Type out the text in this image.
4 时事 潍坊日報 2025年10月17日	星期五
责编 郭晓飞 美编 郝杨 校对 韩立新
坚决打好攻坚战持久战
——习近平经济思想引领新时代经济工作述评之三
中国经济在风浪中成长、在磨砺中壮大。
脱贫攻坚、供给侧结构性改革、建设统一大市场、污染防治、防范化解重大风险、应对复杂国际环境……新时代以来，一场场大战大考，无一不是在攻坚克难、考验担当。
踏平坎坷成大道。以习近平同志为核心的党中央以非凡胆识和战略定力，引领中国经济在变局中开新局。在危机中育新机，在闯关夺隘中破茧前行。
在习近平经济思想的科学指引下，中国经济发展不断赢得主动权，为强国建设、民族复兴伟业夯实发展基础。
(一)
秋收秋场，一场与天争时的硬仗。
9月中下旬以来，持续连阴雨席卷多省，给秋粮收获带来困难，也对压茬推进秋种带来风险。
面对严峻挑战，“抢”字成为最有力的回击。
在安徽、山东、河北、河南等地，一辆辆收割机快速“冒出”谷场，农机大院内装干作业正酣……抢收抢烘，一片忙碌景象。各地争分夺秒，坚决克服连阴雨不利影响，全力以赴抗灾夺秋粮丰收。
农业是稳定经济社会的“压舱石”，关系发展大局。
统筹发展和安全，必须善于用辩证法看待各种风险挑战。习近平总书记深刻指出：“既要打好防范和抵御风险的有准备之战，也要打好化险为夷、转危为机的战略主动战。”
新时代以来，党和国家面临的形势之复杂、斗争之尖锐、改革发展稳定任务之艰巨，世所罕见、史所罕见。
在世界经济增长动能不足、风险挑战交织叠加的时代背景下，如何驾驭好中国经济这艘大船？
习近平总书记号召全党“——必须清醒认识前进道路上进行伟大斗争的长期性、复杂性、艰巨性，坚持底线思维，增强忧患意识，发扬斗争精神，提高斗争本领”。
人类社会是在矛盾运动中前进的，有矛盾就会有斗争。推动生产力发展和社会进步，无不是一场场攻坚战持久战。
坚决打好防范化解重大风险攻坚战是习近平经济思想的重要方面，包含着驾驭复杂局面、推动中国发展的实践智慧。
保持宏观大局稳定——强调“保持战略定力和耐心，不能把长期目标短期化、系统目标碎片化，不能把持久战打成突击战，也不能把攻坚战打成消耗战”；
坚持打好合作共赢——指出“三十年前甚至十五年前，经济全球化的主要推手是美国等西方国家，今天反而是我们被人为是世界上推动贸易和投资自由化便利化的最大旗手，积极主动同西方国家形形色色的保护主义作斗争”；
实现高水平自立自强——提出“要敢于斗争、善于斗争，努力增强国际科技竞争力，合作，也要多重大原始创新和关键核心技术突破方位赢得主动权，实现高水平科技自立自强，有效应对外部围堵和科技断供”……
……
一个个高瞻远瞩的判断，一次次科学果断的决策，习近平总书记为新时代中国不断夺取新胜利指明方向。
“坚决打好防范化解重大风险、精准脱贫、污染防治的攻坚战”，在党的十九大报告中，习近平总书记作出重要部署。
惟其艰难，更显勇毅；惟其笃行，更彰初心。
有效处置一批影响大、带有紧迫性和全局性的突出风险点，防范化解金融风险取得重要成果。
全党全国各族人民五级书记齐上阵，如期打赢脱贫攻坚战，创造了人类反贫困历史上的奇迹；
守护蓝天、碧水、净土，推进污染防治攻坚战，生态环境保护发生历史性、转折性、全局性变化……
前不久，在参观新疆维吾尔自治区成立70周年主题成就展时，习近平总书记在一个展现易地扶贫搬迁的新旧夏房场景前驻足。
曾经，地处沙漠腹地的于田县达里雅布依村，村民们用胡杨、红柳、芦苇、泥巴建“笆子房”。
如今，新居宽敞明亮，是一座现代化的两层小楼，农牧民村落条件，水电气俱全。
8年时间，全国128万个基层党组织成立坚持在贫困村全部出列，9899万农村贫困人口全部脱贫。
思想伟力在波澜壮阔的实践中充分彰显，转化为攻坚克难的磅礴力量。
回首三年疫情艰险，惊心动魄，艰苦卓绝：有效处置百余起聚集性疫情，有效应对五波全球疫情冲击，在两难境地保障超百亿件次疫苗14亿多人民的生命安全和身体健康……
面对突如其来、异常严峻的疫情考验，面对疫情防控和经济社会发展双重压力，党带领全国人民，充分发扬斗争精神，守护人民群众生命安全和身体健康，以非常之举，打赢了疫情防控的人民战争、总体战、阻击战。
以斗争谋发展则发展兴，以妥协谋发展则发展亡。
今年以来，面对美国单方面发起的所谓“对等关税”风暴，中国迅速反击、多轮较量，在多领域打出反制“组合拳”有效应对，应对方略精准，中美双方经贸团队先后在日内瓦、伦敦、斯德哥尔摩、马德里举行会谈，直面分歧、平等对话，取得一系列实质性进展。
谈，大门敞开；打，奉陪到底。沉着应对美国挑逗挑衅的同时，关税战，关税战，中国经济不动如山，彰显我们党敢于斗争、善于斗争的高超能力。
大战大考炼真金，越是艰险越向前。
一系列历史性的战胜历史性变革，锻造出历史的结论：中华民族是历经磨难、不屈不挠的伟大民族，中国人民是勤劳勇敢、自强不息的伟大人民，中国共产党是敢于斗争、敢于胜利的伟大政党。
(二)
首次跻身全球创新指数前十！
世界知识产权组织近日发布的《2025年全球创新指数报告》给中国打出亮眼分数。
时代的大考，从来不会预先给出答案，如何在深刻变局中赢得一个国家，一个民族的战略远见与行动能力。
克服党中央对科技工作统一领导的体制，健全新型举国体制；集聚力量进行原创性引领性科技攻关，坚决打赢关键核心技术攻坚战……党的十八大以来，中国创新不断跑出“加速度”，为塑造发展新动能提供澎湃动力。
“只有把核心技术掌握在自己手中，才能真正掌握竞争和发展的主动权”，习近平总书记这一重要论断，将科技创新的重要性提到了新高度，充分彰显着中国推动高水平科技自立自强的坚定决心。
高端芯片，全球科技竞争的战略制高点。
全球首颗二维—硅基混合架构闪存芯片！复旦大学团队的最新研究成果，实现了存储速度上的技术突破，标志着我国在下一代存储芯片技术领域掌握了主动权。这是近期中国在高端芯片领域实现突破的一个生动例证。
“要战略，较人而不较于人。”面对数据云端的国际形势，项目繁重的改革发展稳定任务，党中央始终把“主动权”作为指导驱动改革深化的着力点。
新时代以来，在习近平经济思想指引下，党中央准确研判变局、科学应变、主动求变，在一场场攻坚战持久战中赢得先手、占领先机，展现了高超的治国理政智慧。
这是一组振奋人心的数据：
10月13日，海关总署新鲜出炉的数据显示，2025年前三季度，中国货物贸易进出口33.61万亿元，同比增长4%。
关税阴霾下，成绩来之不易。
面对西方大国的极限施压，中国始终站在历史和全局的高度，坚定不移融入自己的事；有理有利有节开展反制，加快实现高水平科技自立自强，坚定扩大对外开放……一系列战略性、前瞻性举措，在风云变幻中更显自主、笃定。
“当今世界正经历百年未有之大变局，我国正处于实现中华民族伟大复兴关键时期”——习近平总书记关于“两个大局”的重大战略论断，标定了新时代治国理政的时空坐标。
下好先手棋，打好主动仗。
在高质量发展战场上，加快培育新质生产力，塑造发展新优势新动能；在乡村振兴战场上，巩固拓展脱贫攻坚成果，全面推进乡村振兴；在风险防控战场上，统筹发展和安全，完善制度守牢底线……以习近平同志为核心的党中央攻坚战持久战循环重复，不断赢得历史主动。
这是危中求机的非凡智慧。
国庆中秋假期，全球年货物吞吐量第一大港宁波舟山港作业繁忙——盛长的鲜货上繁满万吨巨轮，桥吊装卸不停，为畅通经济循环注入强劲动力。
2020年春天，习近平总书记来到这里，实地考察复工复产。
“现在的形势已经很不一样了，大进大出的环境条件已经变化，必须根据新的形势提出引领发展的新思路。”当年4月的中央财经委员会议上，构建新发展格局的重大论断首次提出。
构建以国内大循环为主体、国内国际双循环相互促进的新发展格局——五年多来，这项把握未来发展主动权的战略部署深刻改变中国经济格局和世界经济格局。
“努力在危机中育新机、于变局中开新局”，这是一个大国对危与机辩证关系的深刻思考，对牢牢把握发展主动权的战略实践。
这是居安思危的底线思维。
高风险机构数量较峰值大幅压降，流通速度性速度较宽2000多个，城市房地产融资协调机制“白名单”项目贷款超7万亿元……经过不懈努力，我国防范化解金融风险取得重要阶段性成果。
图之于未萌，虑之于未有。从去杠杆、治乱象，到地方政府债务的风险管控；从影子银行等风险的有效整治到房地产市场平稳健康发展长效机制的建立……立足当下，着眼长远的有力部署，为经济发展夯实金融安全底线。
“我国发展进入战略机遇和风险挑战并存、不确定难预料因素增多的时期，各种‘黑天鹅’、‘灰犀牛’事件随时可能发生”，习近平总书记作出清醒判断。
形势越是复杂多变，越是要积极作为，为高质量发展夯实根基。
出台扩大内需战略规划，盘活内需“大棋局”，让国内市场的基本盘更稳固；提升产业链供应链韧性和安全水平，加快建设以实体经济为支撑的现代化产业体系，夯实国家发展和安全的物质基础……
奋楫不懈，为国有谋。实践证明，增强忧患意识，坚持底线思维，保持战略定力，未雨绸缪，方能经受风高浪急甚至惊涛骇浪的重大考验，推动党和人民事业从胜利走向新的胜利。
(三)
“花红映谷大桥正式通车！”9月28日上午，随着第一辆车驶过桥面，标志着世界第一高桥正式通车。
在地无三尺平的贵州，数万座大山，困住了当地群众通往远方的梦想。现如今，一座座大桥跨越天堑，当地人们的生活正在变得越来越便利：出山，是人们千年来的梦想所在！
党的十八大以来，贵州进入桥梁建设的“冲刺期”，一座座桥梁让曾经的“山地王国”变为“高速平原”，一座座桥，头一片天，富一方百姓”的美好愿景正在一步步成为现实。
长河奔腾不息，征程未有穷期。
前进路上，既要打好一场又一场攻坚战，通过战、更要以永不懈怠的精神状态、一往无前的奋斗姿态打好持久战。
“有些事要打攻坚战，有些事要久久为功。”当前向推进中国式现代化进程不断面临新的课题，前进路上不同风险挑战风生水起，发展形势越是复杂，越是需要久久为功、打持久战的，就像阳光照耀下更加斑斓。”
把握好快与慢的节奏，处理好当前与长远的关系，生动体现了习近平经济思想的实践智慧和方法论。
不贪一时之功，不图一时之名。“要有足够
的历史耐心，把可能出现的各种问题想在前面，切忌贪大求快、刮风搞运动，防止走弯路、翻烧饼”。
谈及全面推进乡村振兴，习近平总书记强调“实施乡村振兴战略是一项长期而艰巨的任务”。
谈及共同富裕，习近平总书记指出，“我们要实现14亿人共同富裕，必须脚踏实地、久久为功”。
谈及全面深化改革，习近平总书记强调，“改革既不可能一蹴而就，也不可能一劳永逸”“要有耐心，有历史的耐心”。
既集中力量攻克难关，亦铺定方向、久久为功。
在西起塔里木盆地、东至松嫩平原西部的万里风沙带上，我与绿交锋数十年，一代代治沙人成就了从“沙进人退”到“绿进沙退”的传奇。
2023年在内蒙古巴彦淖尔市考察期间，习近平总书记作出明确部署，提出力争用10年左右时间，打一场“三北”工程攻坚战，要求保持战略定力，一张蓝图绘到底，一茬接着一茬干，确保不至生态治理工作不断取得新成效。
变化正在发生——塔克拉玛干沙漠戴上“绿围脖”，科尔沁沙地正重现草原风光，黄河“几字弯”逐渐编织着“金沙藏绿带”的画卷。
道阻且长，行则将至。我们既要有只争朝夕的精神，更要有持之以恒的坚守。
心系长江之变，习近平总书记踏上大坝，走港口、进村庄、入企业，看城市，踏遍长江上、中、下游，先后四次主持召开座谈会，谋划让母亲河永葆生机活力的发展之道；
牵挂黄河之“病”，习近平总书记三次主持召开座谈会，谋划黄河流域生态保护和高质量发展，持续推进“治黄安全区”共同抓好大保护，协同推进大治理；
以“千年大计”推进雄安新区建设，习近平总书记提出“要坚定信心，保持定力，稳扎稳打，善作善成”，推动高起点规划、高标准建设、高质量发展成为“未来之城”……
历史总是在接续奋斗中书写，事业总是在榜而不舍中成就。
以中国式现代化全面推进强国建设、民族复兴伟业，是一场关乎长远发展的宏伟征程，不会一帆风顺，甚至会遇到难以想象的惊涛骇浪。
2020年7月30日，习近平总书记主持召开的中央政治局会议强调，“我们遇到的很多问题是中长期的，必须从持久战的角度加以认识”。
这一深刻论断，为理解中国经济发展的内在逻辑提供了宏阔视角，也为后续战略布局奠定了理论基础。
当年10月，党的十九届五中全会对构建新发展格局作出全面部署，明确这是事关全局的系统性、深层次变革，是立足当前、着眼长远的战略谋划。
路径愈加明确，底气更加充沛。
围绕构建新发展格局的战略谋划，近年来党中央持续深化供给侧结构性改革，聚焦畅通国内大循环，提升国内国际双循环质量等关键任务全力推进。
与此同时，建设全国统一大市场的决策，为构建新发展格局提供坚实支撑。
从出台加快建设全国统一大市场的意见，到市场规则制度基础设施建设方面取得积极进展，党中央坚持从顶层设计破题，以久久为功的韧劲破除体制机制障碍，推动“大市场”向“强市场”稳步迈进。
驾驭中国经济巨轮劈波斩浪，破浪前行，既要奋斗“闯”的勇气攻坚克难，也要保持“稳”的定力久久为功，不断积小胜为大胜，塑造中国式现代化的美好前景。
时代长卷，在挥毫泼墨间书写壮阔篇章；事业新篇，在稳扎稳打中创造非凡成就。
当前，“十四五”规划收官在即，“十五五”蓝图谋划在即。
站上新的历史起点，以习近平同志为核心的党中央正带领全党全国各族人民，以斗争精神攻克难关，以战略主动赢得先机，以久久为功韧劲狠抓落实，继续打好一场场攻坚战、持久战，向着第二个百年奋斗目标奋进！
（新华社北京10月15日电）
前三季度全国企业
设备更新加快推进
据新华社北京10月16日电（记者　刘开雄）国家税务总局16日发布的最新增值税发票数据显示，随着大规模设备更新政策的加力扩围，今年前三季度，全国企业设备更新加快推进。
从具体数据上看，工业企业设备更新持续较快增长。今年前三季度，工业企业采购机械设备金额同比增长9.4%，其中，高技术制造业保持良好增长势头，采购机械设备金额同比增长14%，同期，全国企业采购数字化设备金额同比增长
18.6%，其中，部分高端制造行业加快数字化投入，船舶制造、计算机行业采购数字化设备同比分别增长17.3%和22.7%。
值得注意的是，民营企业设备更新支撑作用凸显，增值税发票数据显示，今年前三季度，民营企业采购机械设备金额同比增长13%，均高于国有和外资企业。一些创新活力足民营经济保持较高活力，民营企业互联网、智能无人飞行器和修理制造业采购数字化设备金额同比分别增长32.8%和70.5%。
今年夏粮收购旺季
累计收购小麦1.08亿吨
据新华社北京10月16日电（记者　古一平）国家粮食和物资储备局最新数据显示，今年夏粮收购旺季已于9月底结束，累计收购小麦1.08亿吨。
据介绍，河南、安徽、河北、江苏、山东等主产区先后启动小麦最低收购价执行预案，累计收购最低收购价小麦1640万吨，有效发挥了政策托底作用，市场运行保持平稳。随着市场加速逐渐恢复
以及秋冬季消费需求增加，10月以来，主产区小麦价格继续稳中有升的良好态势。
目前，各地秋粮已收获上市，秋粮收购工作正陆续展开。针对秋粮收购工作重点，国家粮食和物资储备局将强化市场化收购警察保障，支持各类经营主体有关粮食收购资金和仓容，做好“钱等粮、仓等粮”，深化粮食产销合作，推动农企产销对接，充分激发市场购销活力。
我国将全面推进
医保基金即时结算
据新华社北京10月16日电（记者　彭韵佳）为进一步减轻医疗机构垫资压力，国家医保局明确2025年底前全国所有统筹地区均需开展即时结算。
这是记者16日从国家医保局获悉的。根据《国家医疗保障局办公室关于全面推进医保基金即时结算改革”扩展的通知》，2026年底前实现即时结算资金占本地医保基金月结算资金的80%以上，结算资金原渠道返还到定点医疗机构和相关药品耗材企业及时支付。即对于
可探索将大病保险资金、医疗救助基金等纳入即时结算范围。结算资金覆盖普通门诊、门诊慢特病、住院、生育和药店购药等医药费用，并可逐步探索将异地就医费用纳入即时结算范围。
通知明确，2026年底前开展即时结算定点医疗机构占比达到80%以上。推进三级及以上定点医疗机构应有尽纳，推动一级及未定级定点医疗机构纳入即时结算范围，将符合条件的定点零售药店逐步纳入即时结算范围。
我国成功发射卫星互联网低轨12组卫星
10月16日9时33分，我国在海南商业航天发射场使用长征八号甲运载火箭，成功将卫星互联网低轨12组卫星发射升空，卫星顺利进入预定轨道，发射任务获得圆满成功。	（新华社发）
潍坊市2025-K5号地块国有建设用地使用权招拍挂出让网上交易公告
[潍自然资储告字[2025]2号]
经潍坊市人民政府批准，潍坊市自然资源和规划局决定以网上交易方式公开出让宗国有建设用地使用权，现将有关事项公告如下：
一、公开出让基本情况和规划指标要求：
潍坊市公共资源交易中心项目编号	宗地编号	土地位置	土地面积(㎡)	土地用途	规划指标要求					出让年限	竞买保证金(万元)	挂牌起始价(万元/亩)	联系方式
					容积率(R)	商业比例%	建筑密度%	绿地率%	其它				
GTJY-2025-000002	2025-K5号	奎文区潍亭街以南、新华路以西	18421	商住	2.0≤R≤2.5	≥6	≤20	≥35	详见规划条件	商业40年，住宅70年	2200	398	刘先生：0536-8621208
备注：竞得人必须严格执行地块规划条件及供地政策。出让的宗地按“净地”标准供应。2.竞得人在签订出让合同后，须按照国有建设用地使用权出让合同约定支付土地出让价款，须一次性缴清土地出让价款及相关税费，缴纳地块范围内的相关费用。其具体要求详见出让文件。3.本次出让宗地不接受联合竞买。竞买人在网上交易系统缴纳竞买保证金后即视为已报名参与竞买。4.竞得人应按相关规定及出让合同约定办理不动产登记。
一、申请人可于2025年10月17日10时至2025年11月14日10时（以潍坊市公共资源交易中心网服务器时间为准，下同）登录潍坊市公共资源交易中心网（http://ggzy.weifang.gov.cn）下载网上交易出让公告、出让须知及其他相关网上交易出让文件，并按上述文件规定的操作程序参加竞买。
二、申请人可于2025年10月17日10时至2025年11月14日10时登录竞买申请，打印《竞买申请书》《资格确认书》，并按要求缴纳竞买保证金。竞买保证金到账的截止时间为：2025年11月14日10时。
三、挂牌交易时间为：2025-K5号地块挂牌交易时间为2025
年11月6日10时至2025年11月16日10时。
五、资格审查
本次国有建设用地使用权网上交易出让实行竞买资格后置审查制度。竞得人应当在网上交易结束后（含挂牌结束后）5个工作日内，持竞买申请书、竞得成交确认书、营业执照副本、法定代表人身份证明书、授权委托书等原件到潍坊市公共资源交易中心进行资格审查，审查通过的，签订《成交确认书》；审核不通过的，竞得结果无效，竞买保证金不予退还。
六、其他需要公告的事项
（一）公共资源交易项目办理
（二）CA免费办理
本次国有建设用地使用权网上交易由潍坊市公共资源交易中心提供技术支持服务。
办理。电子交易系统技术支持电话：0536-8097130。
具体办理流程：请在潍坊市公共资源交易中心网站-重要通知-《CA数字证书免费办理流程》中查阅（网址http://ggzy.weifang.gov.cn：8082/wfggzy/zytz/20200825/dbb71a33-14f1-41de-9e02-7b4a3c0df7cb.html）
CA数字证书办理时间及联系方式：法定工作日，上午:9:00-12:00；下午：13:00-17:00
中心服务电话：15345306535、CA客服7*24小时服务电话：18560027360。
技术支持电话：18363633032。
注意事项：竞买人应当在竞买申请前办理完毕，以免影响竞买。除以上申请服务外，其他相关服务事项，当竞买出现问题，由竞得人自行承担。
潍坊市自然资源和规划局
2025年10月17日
* * *
Determine how many lines in the listing above hold the string "ggzy", then write only the number.

2